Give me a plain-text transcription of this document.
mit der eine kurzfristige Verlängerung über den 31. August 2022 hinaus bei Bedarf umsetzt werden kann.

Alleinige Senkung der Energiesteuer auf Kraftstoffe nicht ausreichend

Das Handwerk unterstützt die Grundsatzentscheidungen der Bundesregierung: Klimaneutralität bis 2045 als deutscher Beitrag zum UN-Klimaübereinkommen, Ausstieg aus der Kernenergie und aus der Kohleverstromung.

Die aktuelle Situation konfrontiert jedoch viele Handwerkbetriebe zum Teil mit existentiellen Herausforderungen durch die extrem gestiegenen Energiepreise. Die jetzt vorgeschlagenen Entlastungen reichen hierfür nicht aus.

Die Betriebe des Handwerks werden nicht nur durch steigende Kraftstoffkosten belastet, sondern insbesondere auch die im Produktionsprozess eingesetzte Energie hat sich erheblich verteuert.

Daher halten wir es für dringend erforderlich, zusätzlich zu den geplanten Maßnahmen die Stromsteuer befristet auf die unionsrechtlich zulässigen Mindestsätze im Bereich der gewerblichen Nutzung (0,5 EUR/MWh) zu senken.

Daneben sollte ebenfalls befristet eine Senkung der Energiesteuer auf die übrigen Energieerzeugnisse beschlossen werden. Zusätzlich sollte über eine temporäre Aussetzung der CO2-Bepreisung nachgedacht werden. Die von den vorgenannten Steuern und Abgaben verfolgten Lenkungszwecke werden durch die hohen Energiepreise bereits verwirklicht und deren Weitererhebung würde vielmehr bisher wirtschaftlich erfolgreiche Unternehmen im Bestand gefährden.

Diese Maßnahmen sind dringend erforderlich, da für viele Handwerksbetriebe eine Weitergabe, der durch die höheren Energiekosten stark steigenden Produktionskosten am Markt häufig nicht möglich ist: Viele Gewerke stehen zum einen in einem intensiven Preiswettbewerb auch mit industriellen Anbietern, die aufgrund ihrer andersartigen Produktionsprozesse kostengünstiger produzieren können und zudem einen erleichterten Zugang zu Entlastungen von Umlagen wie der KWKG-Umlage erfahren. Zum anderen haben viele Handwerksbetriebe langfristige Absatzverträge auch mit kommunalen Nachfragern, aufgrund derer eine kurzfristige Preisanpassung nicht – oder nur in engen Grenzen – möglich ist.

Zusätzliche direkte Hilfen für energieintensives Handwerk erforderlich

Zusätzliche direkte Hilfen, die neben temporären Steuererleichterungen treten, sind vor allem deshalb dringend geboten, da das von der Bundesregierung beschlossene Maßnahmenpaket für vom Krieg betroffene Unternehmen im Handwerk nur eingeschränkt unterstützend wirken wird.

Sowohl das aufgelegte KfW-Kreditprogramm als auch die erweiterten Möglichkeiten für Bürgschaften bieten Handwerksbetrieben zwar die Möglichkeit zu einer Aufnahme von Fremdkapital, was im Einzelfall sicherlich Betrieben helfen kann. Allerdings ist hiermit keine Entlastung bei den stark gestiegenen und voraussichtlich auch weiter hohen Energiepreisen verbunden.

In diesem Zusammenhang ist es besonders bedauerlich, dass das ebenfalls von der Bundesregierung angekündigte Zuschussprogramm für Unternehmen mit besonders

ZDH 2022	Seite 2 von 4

WORK TO COMPLETE: Extract, from the material above, each line holding the word "Senkung".

CORRECT OUTPUT:
Alleinige Senkung der Energiesteuer auf Kraftstoffe nicht ausreichend
Daneben sollte ebenfalls befristet eine Senkung der Energiesteuer auf die übrigen Energieerzeugnisse beschlossen werden. Zusätzlich sollte über eine temporäre Aussetzung der CO2-Bepreisung nachgedacht werden. Die von den vorgenannten Steuern und Abgaben verfolgten Lenkungszwecke werden durch die hohen Energiepreise bereits verwirklicht und deren Weitererhebung würde vielmehr bisher wirtschaftlich erfolgreiche Unternehmen im Bestand gefährden.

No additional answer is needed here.